** START OF PASSAGE **
Pursuant to Section 19(b)(1) of the Securities Exchange Act of 1934 (the “Act”) and Rule 19b-4 thereunder, notice is hereby given that, on December 23, 2009, NYSE Amex LLC (“NYSE Amex” or the “Exchange”) filed with the Securities and Exchange Commission (the “Commission”) the proposed rule change as described in Items I and II below, which Items have been prepared by the self-regulatory organization. The Commission is publishing this notice to solicit comments on the proposed rule change from interested persons.

15 U.S.C. 78a.

I. Self-Regulatory Organization's Statement of the Terms of Substance of the Proposed Rule Change

The Exchange proposes to amend Commentary .01 to Rule 903G in order to extend until August 31, 2010, the current pilot period regarding the minimum value size for opening a FLEX Equity Option transaction (“Pilot Program”). The text of the proposed rule change is attached as Exhibit 5 to the 19b-4 form. A copy of this filing is available on the Exchange's Web site at http://www.nyse.com,, at the Exchange's principal office and at the Commission's Public Reference Room.

II. Self-Regulatory Organization's Statement of the Purpose of, and Statutory Basis for, the Proposed Rule Change

In its filing with the Commission, the self-regulatory organization included statements concerning the purpose of, and basis for, the proposed rule change and discussed any comments it received on the proposed rule change. The text of those statements may be examined at the places specified in Item IV below. The Exchange has prepared summaries, set forth in sections A, B, and C below, of the most significant parts of such statements.

A. Self-Regulatory Organization's Statement of the Purpose of, and the Statutory Basis for, the Proposed Rule Change

1. Purpose

The Pilot Program provides for an initial series opening transaction size to be 150 contracts (or $1 million in underlying value, whichever is less). The Exchange believes that the proposed reduction of the minimum value size for opening a series provides FLEX participating members and their customers with greater flexibility in structuring the terms of FLEX Equity Options to better suit the FLEX traders' particular needs. Prior to the initiation of the Pilot Program, the minimum opening transaction value size in the case of FLEX Equity Options series was the lesser of (i) 250 contracts or (ii) the number of contracts overlying $1 million in the underlying series. The Pilot Program modifies the minimum opening size formula by reducing the “250 contracts” component to “150 contracts” (the $1 million underlying value component continues to apply unchanged).

See Securities Exchange Act Release No. 58037 (June 26, 2008), 73 FR 38008 (July 2, 2008).
** END OF PASSAGE **
_EXERCISE SET:_
- a) Rewrite the paragraph of the rule-change notice that begins "The Pilot Program provides for" as a short bulleted list, keeping its main facts.
- b) Write out the passage of the rule-change notice from "15 U.S.C. 78a." up to and including "Public Reference Room.".
- c) Write what comes next in the rule-change notice, starting after its last sentence.
** START OF SUPPLIED DATA **
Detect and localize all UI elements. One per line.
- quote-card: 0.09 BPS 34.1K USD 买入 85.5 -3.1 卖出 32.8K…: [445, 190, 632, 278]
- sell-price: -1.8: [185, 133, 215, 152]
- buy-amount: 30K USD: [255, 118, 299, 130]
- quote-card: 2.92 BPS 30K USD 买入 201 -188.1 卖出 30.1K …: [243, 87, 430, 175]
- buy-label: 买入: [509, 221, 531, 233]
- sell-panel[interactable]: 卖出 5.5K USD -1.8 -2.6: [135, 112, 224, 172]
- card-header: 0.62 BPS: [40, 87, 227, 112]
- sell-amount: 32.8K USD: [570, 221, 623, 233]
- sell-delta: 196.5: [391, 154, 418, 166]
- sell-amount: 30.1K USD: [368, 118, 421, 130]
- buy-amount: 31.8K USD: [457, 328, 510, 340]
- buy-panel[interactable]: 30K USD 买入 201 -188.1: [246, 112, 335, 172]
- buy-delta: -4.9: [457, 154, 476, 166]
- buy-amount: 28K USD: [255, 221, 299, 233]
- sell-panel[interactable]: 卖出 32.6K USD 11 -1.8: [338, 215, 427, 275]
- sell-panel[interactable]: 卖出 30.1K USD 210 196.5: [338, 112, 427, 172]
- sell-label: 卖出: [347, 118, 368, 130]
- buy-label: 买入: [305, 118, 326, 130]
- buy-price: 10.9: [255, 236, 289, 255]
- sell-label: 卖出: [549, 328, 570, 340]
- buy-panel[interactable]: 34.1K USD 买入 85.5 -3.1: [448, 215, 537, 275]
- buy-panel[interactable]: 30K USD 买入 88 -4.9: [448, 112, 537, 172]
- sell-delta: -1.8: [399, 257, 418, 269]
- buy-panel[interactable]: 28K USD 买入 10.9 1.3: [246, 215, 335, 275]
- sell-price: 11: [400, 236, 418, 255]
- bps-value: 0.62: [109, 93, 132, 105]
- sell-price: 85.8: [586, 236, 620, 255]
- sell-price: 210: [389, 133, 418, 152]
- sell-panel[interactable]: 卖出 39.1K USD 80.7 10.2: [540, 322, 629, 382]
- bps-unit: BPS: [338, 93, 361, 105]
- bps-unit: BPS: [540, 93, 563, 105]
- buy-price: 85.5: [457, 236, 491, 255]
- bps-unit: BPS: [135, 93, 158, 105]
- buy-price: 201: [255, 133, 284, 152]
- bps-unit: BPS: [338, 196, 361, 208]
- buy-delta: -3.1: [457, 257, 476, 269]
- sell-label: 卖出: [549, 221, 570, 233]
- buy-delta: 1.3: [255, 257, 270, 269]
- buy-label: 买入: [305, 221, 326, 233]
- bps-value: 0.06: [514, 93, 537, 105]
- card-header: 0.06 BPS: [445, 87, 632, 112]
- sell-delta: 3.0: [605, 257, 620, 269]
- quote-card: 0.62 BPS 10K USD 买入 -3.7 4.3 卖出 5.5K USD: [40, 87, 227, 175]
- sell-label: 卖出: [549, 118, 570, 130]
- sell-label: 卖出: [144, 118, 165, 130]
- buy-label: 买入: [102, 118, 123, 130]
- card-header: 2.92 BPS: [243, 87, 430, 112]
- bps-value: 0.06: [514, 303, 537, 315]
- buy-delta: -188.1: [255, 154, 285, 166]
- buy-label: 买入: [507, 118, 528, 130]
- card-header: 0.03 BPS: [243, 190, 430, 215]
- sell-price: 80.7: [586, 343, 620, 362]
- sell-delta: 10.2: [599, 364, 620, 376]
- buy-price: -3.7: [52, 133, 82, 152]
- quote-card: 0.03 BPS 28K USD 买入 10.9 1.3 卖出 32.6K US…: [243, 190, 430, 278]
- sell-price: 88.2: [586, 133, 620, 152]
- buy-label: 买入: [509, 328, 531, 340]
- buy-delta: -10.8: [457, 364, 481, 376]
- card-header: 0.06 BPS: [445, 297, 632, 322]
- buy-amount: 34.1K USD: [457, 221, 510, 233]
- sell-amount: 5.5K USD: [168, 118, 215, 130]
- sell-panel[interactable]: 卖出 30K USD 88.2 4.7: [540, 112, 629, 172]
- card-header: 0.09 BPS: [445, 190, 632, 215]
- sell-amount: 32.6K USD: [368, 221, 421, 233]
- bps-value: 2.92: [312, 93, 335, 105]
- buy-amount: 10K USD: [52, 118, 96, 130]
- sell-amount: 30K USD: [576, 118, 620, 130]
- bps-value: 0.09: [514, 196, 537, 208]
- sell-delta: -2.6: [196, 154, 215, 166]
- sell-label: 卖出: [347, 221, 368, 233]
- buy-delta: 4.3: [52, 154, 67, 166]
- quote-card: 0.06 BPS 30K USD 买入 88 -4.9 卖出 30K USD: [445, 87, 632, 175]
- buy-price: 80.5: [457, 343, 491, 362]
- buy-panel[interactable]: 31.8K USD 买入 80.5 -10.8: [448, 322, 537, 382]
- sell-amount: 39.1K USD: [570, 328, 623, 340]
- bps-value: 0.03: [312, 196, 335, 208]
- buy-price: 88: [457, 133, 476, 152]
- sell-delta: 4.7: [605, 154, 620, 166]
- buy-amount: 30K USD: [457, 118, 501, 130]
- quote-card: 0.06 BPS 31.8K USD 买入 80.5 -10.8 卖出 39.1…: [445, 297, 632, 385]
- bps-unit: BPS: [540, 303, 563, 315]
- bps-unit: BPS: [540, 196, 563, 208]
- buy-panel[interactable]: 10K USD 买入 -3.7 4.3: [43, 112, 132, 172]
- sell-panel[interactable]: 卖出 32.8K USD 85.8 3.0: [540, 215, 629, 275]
** END OF SUPPLIED DATA **
_RESULTS:_
- a)
- Under the Pilot Program, the minimum opening transaction size for a new FLEX Equity Options series is 150 contracts or $1 million in underlying value, whichever is less.
- The Exchange believes this lower minimum gives FLEX participating members and their customers more flexibility to structure FLEX Equity Options for their particular needs.
- Before the Pilot Program, the minimum was the lesser of 250 contracts or the number of contracts overlying $1 million in the underlying series.
- The Pilot Program lowers the "250 contracts" component to "150 contracts." The $1 million underlying value component is unchanged.

- b)
15 U.S.C. 78a.

I. Self-Regulatory Organization's Statement of the Terms of Substance of the Proposed Rule Change

The Exchange proposes to amend Commentary .01 to Rule 903G in order to extend until August 31, 2010, the current pilot period regarding the minimum value size for opening a FLEX Equity Option transaction (“Pilot Program”). The text of the proposed rule change is attached as Exhibit 5 to the 19b-4 form. A copy of this filing is available on the Exchange's Web site at http://www.nyse.com,, at the Exchange's principal office and at the Commission's Public Reference Room.

- c)
Under this formula, an opening transaction in a FLEX Equity series in a stock priced at $40 or more would reach the $1 million limit before it would reach the contract size limit, i.e., 250 contracts times the multiplier (100) times the stock price ($40) equals $1 million in underlying value. For a FLEX Equity series in a stock priced at less than $40, the 250 contract size limit applies.

Under this proposed formula, an opening transaction in a FLEX Equity series in a stock priced at approximately $66.67 or more would reach the $1 million limit before it would reach the contract size limit, i.e., 150 contracts times the multiplier (100) times the stock price ($66.67) equals just over $1 million in underlying value. For a FLEX Equity series in a stock priced at less than $66.67, the 150 contract size limit would apply.

The Pilot Program expired on December 19, 2009. The purpose of this proposed rule change is to extend the pilot period that applies to the minimum value size for an opening Flex Equity Options transaction until August 31, 2010. This is merely an extension. The Exchange is not seeking any other changes to the Pilot Program.

The Commission notes that the Exchange has stated that it will provide the Commission with an updated report 45 days before any request to extend or make permanent the current pilot program regarding the minimum value size for opening a FLEX Equity Option transaction. See E-mail from Andrew Stevens, Chief Counsel, U.S. Equities and Derivatives, NYSE Amex, to Jennifer Colihan, Special Counsel, Division of Trading and Markets, Commission, dated January 13, 2010.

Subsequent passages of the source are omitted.